/---

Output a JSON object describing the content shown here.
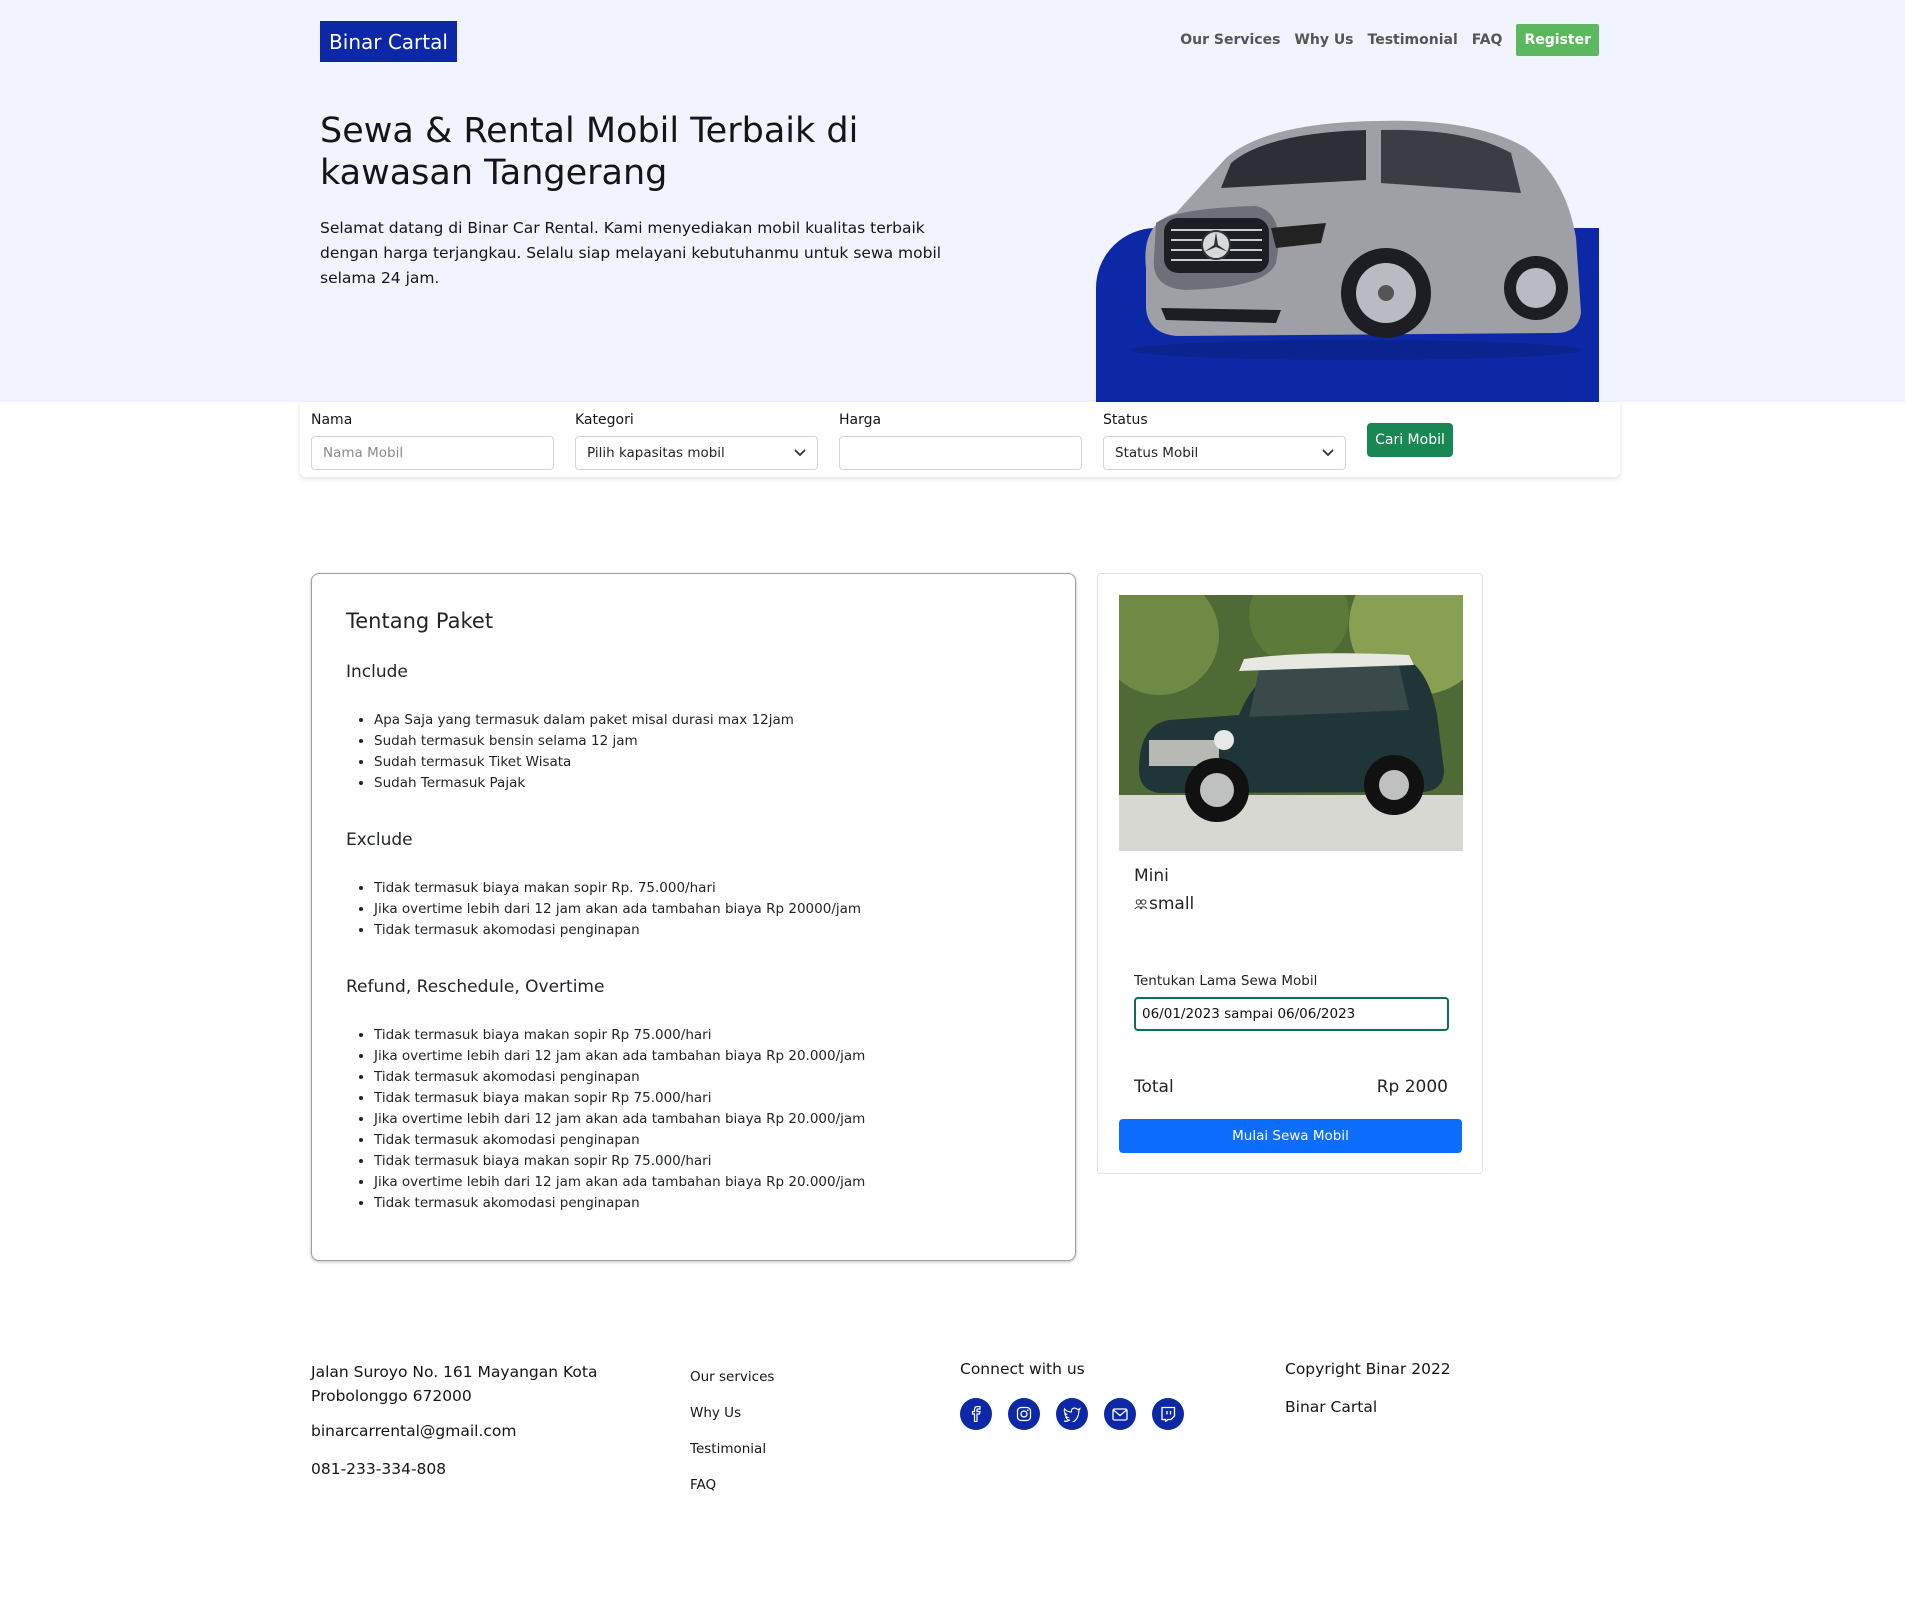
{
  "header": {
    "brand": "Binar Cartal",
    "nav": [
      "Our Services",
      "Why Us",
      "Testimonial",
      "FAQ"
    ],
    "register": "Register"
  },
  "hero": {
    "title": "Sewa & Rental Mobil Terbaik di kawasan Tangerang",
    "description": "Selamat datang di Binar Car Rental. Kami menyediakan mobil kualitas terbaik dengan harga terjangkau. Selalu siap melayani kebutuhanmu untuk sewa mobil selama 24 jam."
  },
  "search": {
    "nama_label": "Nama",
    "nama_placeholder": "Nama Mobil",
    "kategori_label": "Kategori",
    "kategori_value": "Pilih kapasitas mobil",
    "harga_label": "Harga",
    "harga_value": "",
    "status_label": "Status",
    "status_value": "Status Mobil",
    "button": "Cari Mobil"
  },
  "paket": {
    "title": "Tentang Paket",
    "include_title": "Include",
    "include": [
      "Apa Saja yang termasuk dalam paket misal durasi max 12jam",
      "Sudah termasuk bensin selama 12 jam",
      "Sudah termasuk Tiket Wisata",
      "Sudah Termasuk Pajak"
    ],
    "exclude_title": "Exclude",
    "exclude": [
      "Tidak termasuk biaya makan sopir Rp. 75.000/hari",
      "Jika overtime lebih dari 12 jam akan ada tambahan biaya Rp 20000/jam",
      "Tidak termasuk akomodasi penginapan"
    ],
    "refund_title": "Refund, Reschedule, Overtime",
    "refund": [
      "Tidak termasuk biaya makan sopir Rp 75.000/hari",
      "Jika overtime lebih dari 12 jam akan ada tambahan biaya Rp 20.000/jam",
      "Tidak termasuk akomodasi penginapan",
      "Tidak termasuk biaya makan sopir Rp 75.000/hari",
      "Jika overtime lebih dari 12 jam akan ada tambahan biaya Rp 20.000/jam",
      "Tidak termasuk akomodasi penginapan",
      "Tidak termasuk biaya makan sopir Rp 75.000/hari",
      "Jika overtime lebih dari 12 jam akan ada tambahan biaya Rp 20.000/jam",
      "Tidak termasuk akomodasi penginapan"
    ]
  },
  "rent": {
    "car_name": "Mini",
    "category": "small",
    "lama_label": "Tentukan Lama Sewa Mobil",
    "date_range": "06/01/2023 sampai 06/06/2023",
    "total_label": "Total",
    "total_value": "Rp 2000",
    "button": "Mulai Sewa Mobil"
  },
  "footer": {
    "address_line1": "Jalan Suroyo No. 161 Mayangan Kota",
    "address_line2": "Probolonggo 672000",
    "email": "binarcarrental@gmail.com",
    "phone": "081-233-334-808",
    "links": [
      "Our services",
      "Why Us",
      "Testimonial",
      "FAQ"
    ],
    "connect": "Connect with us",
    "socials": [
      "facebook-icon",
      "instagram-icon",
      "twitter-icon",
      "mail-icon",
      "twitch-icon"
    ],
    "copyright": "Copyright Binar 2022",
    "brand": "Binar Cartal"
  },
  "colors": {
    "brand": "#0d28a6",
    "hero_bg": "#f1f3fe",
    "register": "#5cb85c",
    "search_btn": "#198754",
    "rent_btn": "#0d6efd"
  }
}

\---
/---

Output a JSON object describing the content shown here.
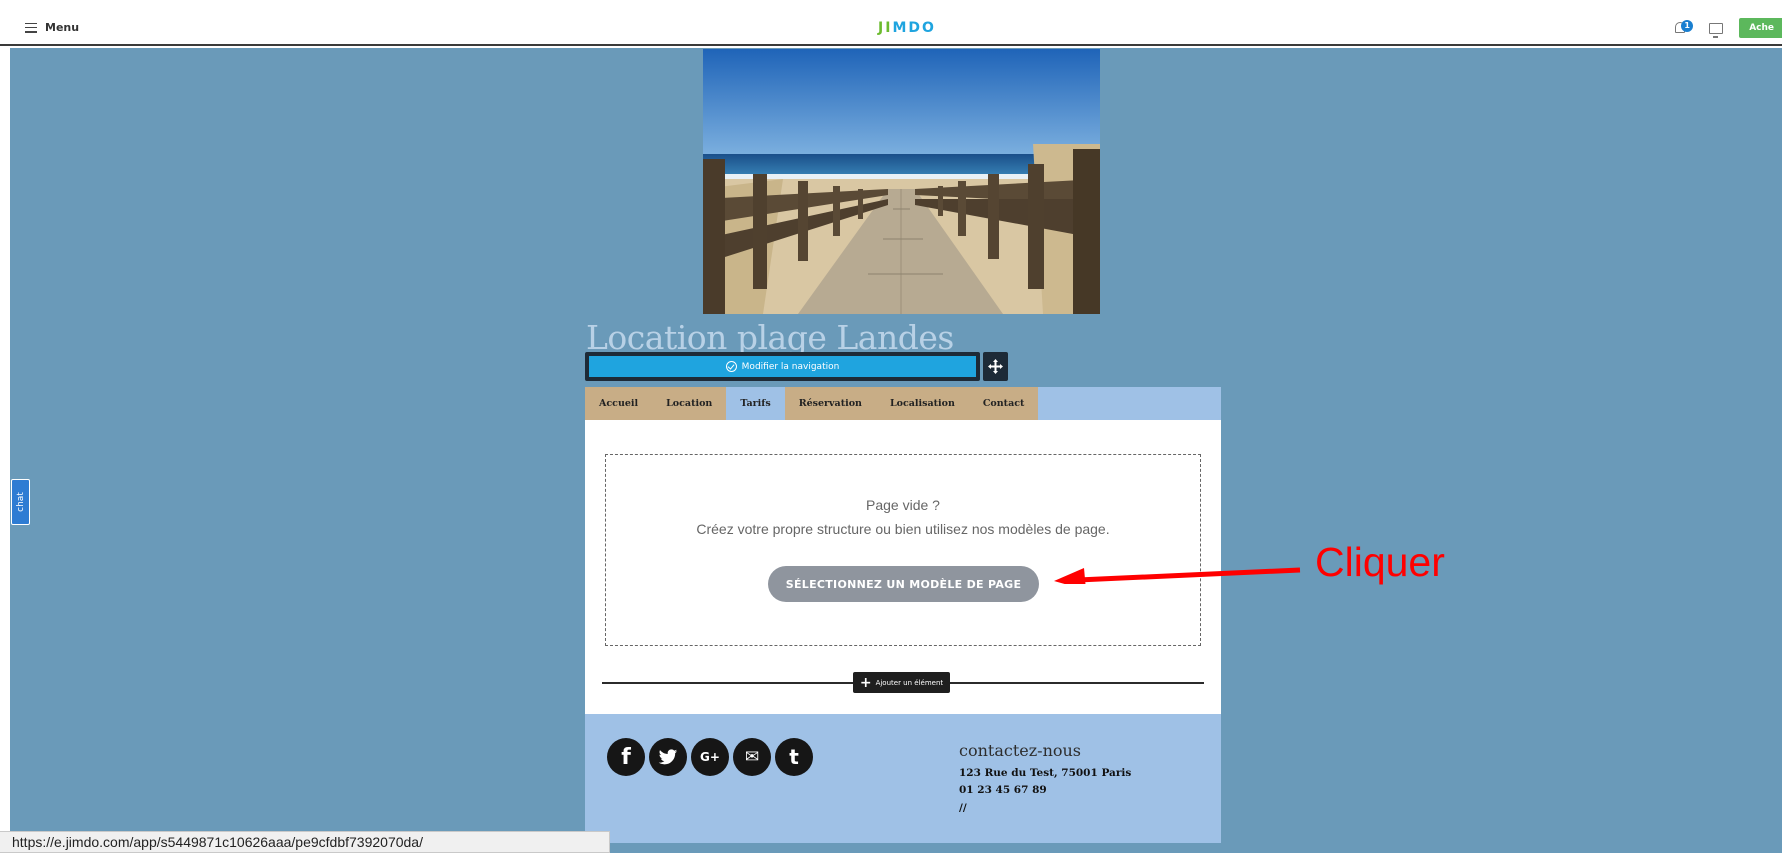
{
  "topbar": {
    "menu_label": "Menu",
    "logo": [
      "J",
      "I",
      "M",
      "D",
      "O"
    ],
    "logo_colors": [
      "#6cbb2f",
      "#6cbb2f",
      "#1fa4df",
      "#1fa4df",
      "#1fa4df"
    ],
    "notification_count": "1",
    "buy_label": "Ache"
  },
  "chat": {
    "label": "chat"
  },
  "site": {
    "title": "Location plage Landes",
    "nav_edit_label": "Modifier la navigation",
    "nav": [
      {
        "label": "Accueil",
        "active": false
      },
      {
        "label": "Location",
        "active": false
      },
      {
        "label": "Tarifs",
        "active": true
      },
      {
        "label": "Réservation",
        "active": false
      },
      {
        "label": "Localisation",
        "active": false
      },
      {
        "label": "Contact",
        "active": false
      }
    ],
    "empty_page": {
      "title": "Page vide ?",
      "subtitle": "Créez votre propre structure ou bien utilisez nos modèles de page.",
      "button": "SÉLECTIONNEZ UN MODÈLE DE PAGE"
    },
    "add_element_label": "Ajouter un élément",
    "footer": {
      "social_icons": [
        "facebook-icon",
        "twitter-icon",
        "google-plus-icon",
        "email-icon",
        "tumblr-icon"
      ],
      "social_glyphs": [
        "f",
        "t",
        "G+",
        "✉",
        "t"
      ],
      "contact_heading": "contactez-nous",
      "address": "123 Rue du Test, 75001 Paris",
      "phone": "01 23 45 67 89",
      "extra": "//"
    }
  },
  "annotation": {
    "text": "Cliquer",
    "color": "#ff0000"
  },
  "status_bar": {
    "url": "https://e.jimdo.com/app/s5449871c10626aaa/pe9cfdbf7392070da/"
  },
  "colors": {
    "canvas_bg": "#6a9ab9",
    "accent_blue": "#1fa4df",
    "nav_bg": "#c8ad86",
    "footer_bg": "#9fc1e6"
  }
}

\---
/---

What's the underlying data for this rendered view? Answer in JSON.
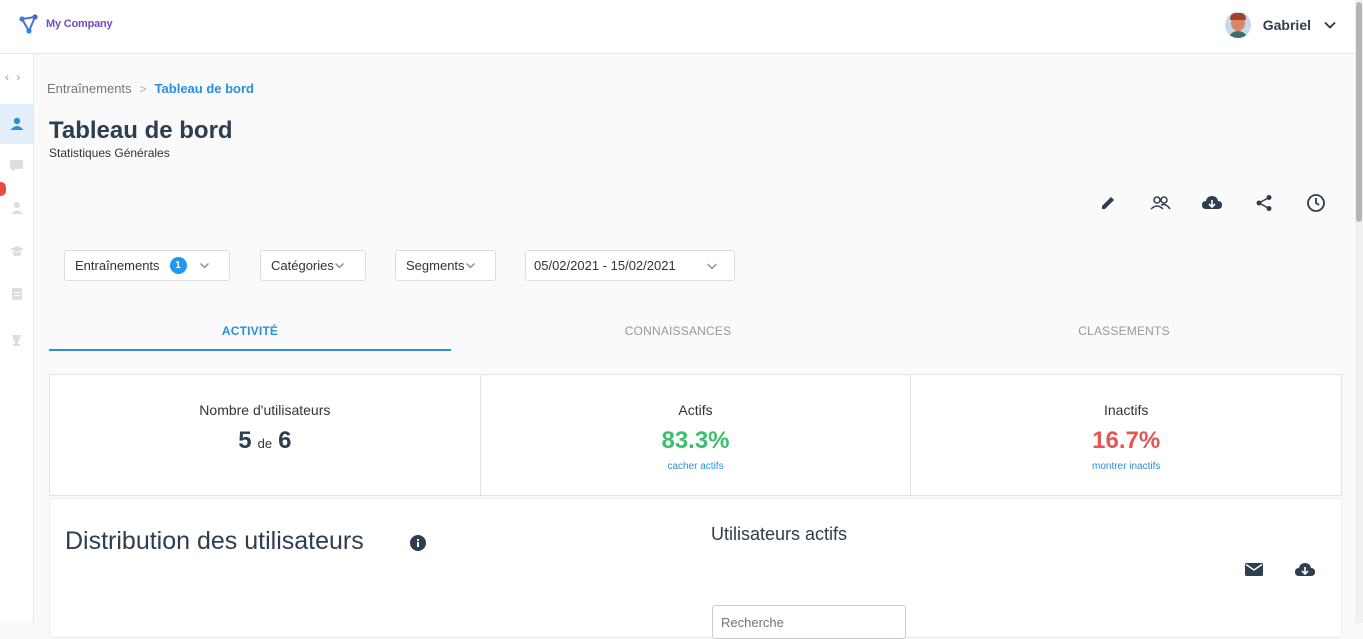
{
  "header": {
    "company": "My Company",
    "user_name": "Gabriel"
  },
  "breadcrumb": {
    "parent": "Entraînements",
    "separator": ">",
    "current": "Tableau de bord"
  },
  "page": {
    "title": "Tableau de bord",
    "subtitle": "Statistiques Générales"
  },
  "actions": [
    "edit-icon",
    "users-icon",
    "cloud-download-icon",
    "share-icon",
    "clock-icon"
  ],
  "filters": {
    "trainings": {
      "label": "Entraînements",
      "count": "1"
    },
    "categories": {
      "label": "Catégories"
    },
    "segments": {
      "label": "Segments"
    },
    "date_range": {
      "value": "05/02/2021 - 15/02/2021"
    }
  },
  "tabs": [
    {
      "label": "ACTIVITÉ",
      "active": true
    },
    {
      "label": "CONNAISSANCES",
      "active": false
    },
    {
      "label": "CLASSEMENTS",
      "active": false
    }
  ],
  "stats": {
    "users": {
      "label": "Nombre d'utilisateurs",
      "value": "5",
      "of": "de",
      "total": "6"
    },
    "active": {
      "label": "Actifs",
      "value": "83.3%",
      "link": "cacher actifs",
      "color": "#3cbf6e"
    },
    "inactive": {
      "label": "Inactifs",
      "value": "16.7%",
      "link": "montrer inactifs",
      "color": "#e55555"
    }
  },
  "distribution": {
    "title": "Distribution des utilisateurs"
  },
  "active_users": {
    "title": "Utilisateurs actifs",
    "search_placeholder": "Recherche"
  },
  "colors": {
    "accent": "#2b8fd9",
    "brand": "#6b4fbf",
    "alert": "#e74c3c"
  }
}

\---

Prompt:
Where a line of the entries contains the word "Location", copy that line.

Solution for this problem:
    "title": "Location plage Landes",
        "label": "Location",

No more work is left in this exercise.